### Given instruction
Reproduce all of the material exactly as shown.

### Data supplied
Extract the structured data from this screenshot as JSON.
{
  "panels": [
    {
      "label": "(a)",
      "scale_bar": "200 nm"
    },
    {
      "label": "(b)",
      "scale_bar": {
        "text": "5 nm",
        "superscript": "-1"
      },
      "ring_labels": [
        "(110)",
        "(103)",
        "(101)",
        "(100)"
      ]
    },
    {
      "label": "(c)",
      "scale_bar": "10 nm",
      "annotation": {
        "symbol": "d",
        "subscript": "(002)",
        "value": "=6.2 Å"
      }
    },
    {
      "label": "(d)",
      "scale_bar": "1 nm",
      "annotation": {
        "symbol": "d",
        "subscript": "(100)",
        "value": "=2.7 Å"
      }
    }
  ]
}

### Exercise answer
Extract the structured data from this screenshot as JSON.
{
  "panels": [
    {
      "label": "(a)",
      "scale_bar": "200 nm"
    },
    {
      "label": "(b)",
      "scale_bar": {
        "text": "5 nm",
        "superscript": "-1"
      },
      "ring_labels": [
        "(110)",
        "(103)",
        "(101)",
        "(100)"
      ]
    },
    {
      "label": "(c)",
      "scale_bar": "10 nm",
      "annotation": {
        "symbol": "d",
        "subscript": "(002)",
        "value": "=6.2 Å"
      }
    },
    {
      "label": "(d)",
      "scale_bar": "1 nm",
      "annotation": {
        "symbol": "d",
        "subscript": "(100)",
        "value": "=2.7 Å"
      }
    }
  ]
}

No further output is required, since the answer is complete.